===== RECORDED DATA =====
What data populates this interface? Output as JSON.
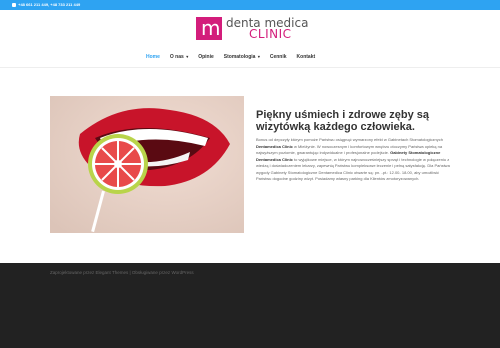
{
  "topbar": {
    "phones": "+48 661 211 449, +48 733 211 449",
    "phone_icon": "phone-icon"
  },
  "logo": {
    "mark": "m",
    "line1": "denta medica",
    "line2": "CLINIC"
  },
  "nav": {
    "items": [
      {
        "label": "Home",
        "active": true
      },
      {
        "label": "O nas",
        "has_dropdown": true
      },
      {
        "label": "Opinie"
      },
      {
        "label": "Stomatologia",
        "has_dropdown": true
      },
      {
        "label": "Cennik"
      },
      {
        "label": "Kontakt"
      }
    ]
  },
  "main": {
    "headline": "Piękny uśmiech i zdrowe zęby są wizytówką każdego człowieka.",
    "p1": "Bonus od depczyły którym pomoże Państwu osiągnąć wymarzony efekt w Gabinetach Stomatologicznych",
    "p1_bold": "Dentamedica Clinic",
    "p1_end": "w Mielżynie. W nowoczesnym i komfortowym wnętrzu otoczymy Państwa opieką na najwyższym poziomie, gwarantując indywidualne i profesjonalne podejście.",
    "p2_bold": "Gabinety Stomatologiczne Dentamedica Clinic",
    "p2": "to wyjątkowe miejsce, w którym najnowocześniejszy sprzęt i technologie w połączeniu z wiedzą i doświadczeniem lekarzy, zapewnią Państwu kompleksowe leczenie i pełną satysfakcję. Dla Państwa wygody Gabinety Stomatologiczne Dentamedica Clinic otwarte są: pn. -pt.: 12.00- 18.00, aby umożliwić Państwu dogodne godziny wizyt. Posiadamy własny parking dla Klientów zmotoryzowanych."
  },
  "footer": {
    "designed_by": "Zaprojektowane przez",
    "designer": "Elegant Themes",
    "separator": " | ",
    "powered_by": "Obsługiwane przez",
    "platform": "WordPress"
  },
  "colors": {
    "accent": "#2ea3f2",
    "brand": "#d31d7b",
    "footer_bg": "#222222"
  }
}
=====
> **TASK DESCRIPTION**
Identify every line above with the string "Państwa" in it. Copy those lines.

> **EXERCISE RESULT**
    "p1_end": "w Mielżynie. W nowoczesnym i komfortowym wnętrzu otoczymy Państwa opieką na najwyższym poziomie, gwarantując indywidualne i profesjonalne podejście.",
    "p2": "to wyjątkowe miejsce, w którym najnowocześniejszy sprzęt i technologie w połączeniu z wiedzą i doświadczeniem lekarzy, zapewnią Państwu kompleksowe leczenie i pełną satysfakcję. Dla Państwa wygody Gabinety Stomatologiczne Dentamedica Clinic otwarte są: pn. -pt.: 12.00- 18.00, aby umożliwić Państwu dogodne godziny wizyt. Posiadamy własny parking dla Klientów zmotoryzowanych."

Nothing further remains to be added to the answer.